Given text

-*-

Planes, Trains and ant Hills
Reported April 2008
DALLAS, Texas (Ivanhoe Newswire) -- Are you a worker, a drone, or a queen bee? Businesses are using models based on insect behavior to increase human production and work faster. And it's already started at the airport.
Do you ever feel like you work in an ant farm, or maybe like you're lost in the swarm? Now, financial analysts at Phoenix Sky Harbor Airport are using an ant-based computer model to help you get to your destination faster!
"It's sort of like a colony of individuals trying to move through a maze with all of the other individuals present, arriving and departing and trying to do it as fast as they can," Douglas Lawson, Ph.D., a financial analysis manager at Southwest Airlines in Dallas, Texas, told Ivanhoe.
The software program uses swarm theory, or swarm intelligence -- the idea that a colony of ants works better than one alone. Each pilot acts like an ant searching for the best airport gate. "The pilot learns from his experience what's the best for him, and it turns out that that's the best solution for the airline," Dr. Lawson explains.
As a result, the "colony" of pilots always go to gates they can arrive and depart quickly. The program can even alert a pilot of plane back-ups before they happen. "We can anticipate that it's going to happen, so we'll have a gate available," Dr. Lawson says.

-*-

Material
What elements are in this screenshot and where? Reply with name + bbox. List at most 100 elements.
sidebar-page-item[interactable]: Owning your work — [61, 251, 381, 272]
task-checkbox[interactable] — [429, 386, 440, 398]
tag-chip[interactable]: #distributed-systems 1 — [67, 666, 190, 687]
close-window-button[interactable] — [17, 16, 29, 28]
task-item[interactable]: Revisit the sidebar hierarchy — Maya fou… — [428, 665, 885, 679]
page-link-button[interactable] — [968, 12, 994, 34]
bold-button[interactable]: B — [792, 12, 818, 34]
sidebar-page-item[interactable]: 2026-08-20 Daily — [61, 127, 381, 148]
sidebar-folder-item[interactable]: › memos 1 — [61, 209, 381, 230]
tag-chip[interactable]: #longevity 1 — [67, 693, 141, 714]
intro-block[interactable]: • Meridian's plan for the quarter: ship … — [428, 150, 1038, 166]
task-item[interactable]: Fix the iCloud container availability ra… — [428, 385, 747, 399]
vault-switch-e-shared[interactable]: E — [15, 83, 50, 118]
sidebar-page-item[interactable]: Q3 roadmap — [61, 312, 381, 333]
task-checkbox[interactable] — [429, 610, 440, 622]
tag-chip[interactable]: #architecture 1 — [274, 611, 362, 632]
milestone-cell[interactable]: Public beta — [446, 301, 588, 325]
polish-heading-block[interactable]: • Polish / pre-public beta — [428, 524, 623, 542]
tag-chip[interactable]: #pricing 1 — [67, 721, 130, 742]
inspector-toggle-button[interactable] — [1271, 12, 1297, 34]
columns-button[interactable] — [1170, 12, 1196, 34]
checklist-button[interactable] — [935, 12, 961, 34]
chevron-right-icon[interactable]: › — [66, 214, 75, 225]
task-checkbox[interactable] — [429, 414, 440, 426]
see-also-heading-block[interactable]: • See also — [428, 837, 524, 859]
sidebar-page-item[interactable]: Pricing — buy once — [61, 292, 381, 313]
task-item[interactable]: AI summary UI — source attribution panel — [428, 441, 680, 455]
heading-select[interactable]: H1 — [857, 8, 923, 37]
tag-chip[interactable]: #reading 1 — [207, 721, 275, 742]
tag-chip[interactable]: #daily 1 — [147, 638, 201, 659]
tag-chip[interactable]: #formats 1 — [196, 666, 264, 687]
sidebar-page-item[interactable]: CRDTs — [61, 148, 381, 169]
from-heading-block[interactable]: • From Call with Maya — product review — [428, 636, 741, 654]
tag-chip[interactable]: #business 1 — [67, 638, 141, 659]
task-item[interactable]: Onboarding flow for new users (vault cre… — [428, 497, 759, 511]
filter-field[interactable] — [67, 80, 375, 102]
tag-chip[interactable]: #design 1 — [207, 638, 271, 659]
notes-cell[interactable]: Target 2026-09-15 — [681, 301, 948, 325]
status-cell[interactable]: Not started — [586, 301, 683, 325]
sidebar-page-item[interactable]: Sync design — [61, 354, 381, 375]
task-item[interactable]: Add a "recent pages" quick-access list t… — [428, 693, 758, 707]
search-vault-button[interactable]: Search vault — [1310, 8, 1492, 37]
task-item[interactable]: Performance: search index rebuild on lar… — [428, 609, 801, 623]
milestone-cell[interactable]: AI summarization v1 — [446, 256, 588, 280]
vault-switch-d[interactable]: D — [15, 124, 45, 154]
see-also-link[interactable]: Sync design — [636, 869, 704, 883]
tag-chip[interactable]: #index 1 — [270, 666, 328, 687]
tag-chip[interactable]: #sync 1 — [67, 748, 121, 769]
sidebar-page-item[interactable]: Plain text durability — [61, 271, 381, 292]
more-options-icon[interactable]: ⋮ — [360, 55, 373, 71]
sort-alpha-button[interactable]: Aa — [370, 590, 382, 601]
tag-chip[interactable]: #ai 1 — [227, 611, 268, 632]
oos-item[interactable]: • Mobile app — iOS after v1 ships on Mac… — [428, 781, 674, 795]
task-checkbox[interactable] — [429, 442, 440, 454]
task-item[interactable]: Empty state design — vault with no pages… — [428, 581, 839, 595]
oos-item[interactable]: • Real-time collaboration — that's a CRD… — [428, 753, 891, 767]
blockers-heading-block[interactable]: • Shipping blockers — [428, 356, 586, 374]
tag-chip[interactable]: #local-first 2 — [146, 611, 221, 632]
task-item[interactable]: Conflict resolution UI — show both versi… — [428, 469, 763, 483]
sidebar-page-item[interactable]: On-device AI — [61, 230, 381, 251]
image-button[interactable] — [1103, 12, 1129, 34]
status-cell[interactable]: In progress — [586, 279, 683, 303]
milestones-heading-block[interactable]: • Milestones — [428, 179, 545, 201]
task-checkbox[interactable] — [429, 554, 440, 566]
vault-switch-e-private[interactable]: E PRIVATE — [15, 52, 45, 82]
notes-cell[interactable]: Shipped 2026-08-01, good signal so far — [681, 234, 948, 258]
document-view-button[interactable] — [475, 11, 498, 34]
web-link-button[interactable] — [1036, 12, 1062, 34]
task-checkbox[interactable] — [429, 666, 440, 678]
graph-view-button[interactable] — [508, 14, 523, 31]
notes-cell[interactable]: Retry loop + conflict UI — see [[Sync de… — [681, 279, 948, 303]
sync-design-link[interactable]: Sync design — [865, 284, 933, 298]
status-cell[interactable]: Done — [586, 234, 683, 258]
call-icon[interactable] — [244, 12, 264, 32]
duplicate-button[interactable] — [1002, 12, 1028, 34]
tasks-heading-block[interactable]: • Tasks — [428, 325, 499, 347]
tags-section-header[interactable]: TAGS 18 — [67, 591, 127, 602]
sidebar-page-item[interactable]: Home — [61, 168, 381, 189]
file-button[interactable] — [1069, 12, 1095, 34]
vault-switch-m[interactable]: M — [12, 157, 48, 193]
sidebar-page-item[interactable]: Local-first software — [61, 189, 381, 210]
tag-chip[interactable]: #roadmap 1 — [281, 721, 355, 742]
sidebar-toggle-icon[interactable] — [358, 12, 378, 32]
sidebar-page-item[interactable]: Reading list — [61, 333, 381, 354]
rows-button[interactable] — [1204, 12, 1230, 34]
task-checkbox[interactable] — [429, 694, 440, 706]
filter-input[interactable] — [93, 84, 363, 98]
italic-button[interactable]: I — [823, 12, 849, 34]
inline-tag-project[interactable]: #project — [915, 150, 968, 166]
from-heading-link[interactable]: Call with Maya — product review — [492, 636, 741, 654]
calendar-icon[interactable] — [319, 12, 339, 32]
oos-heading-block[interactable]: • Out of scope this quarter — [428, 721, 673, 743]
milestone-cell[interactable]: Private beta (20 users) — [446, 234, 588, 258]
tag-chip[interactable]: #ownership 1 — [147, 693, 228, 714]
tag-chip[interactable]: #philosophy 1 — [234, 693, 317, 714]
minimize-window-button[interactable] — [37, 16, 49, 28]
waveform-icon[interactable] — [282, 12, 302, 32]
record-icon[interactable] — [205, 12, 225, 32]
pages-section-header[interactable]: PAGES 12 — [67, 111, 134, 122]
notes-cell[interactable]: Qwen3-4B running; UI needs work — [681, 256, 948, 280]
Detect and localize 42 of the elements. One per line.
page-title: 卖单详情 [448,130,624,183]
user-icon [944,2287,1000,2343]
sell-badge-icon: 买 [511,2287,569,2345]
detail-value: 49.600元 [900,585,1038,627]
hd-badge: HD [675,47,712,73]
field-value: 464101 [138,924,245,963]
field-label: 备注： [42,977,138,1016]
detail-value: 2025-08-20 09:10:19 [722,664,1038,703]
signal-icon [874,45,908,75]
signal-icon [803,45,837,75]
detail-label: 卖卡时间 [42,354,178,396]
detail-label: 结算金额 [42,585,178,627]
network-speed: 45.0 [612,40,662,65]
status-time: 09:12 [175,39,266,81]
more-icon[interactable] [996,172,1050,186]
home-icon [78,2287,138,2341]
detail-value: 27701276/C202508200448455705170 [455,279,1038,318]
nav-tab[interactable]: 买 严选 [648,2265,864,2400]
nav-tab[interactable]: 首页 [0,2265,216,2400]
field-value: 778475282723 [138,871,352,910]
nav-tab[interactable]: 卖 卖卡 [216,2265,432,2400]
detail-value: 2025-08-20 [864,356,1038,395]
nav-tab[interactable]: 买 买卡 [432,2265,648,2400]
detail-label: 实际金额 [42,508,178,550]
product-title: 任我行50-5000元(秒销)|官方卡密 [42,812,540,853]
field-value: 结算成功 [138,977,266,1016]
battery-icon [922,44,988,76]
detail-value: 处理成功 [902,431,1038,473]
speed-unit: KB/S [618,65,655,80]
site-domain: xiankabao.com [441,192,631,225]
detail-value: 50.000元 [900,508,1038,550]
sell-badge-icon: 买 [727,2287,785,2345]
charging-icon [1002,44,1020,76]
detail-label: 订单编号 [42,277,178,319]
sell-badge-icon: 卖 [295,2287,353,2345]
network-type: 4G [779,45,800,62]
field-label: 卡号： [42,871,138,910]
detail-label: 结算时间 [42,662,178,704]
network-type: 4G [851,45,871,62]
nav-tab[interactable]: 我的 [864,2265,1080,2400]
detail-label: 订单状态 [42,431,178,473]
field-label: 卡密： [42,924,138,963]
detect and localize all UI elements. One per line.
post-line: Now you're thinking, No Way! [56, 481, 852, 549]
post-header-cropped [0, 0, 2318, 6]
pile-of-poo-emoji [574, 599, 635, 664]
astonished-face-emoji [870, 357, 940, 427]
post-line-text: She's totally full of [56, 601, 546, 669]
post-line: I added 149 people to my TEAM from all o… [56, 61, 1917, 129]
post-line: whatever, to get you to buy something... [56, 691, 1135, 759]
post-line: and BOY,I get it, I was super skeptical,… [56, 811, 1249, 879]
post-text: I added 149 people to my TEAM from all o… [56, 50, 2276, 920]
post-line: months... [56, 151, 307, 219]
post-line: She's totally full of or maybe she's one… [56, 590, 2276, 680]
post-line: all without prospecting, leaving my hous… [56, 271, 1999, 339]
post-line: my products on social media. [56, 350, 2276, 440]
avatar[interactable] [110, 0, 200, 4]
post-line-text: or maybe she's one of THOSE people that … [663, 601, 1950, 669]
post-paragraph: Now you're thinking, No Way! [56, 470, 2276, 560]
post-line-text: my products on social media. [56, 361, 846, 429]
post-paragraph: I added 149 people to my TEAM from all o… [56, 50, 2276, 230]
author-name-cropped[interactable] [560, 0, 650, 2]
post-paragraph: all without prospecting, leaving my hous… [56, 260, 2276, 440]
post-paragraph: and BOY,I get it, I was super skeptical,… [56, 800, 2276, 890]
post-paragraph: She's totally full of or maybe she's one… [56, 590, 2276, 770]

-*-

The tasks
a. Output the passage from the article on ant-based airport models, from "Do you ever" up to and including "Dr. Lawson explains.", with no changes.
b. Give every organization named in the article on ant-based airport models.

Correct answers
a.
Do you ever feel like you work in an ant farm, or maybe like you're lost in the swarm? Now, financial analysts at Phoenix Sky Harbor Airport are using an ant-based computer model to help you get to your destination faster!
"It's sort of like a colony of individuals trying to move through a maze with all of the other individuals present, arriving and departing and trying to do it as fast as they can," Douglas Lawson, Ph.D., a financial analysis manager at Southwest Airlines in Dallas, Texas, told Ivanhoe.
The software program uses swarm theory, or swarm intelligence -- the idea that a colony of ants works better than one alone. Each pilot acts like an ant searching for the best airport gate. "The pilot learns from his experience what's the best for him, and it turns out that that's the best solution for the airline," Dr. Lawson explains.

b.
Ivanhoe Newswire
Phoenix Sky Harbor Airport
Southwest Airlines